__Task instructions__
Repeat the data word for word. Do not include the pictures.
-- BEGIN Supplied records --
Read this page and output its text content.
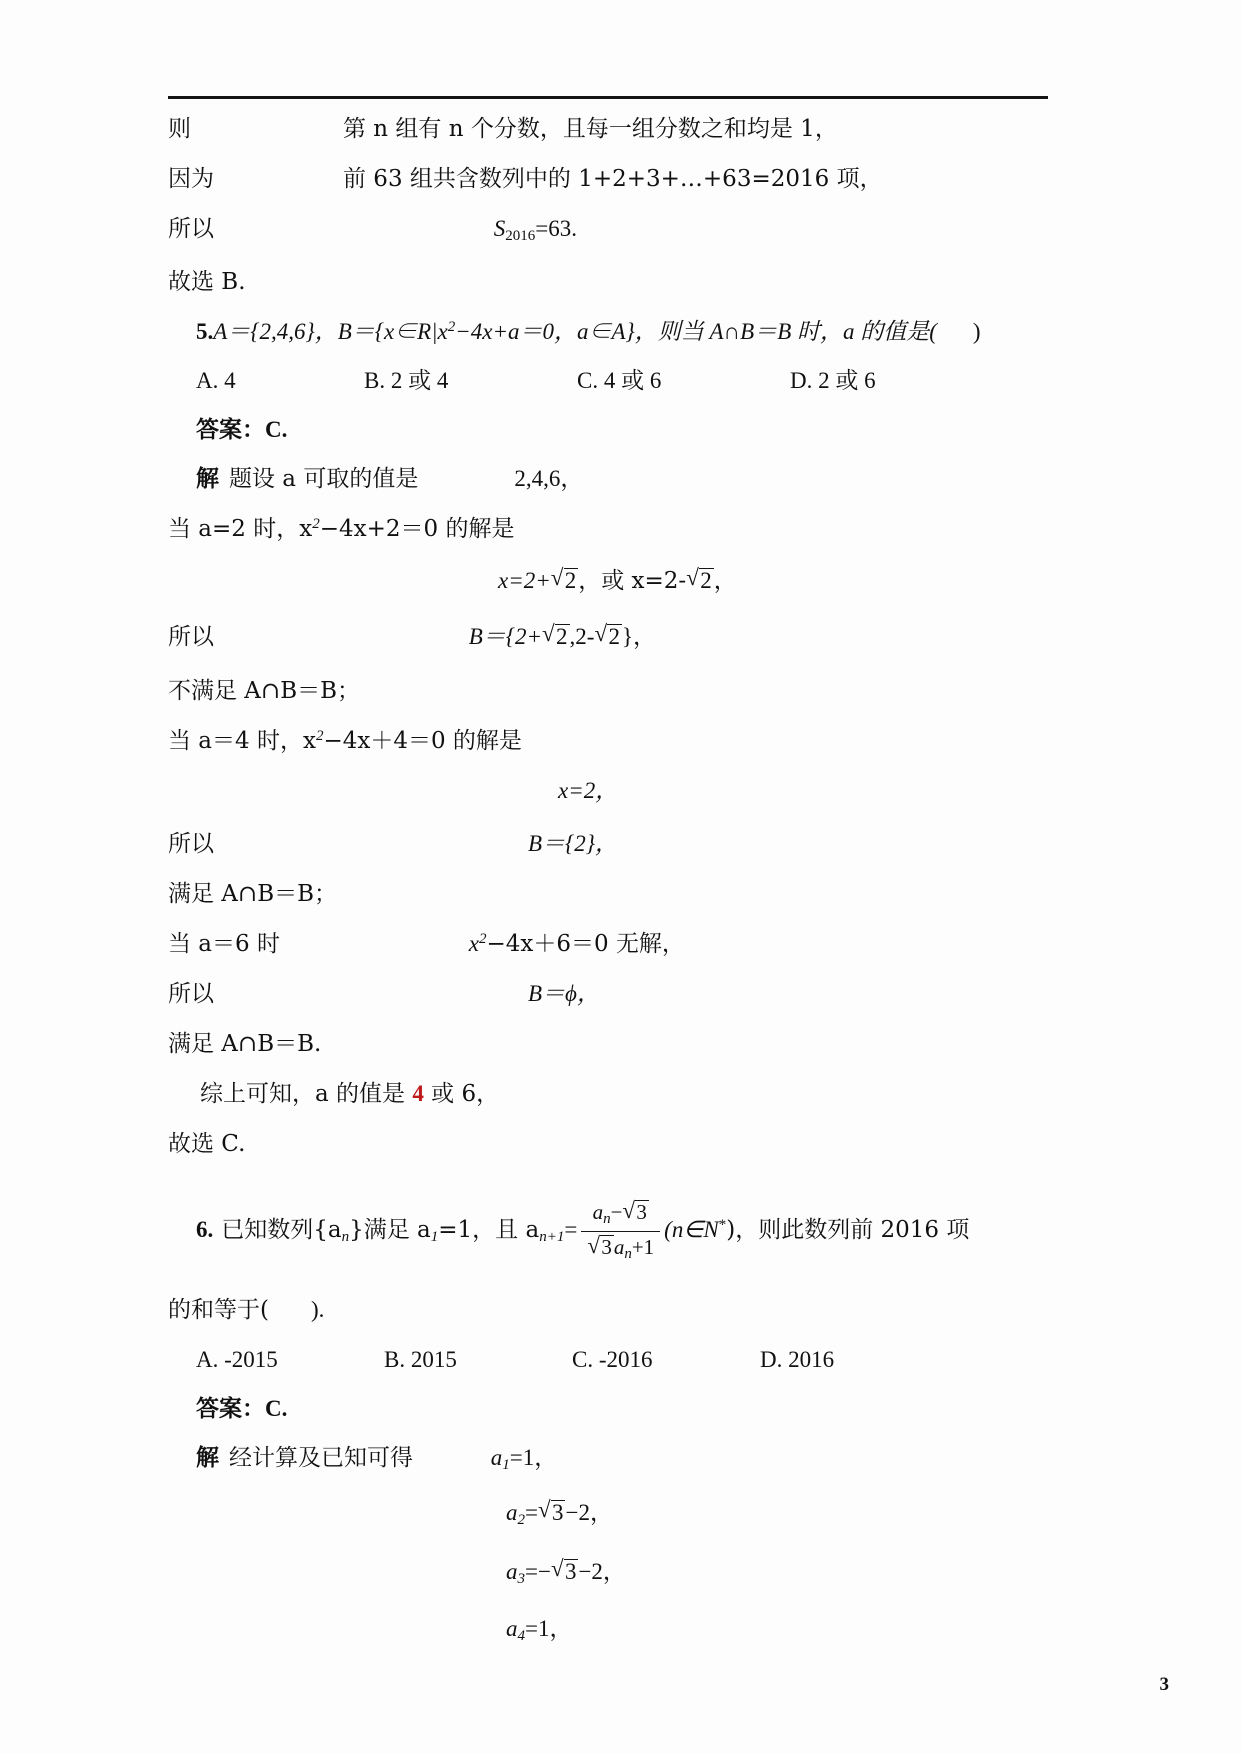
则	第 n 组有 n 个分数，且每一组分数之和均是 1，
因为	前 63 组共含数列中的 1+2+3+…+63=2016 项，
所以	$S_{2016}=63$.
故选 B.
5.A＝{2,4,6}，$B=\{x\in R|x^2-4x+a=0$，a∈A}，则当 A∩B＝B 时，a 的值是( )
A. 4	B. 2 或 4	C. 4 或 6	D. 2 或 6
答案：C.
解 题设 a 可取的值是	2,4,6，
当 a=2 时，$x^2-4x+2=0$ 的解是
x=2+ √ 2，或 x=2- √ 2，
所以	B＝{2+ √ 2,2- √ 2}，
不满足 A∩B＝B；
当 a＝4 时，$x^2-4x+4=0$ 的解是
x=2，
所以	B＝{2}，
满足 A∩B＝B；
当 a＝6 时	$x^2-4x+6=0$ 无解，
所以	B＝ϕ，
满足 A∩B＝B.
综上可知，a 的值是 4 或 6，
故选 C.
6. 已知数列$\{a_n\}$满足 $a_1=1$，且 $a_{n+1}= a_n-$ √ 3
√ $3a_n+1$ (n∈N*)，则此数列前 2016 项
的和等于( ).
A. -2015	B. 2015	C. -2016	D. 2016
答案：C.
解 经计算及已知可得	$a_1=1$，
$a_2=$ √ 3−2，
$a_3=-$ √ 3−2，
$a_4=1$，
3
-- END Supplied records --
__Reply__
Read this page and output its text content.
则	第 n 组有 n 个分数，且每一组分数之和均是 1，
因为	前 63 组共含数列中的 1+2+3+…+63=2016 项，
所以	$S_{2016}=63$.
故选 B.
5.A＝{2,4,6}，$B=\{x\in R|x^2-4x+a=0$，a∈A}，则当 A∩B＝B 时，a 的值是( )
A. 4	B. 2 或 4	C. 4 或 6	D. 2 或 6
答案：C.
解 题设 a 可取的值是	2,4,6，
当 a=2 时，$x^2-4x+2=0$ 的解是
x=2+ √ 2，或 x=2- √ 2，
所以	B＝{2+ √ 2,2- √ 2}，
不满足 A∩B＝B；
当 a＝4 时，$x^2-4x+4=0$ 的解是
x=2，
所以	B＝{2}，
满足 A∩B＝B；
当 a＝6 时	$x^2-4x+6=0$ 无解，
所以	B＝ϕ，
满足 A∩B＝B.
综上可知，a 的值是 4 或 6，
故选 C.
6. 已知数列$\{a_n\}$满足 $a_1=1$，且 $a_{n+1}= a_n-$ √ 3
√ $3a_n+1$ (n∈N*)，则此数列前 2016 项
的和等于( ).
A. -2015	B. 2015	C. -2016	D. 2016
答案：C.
解 经计算及已知可得	$a_1=1$，
$a_2=$ √ 3−2，
$a_3=-$ √ 3−2，
$a_4=1$，
3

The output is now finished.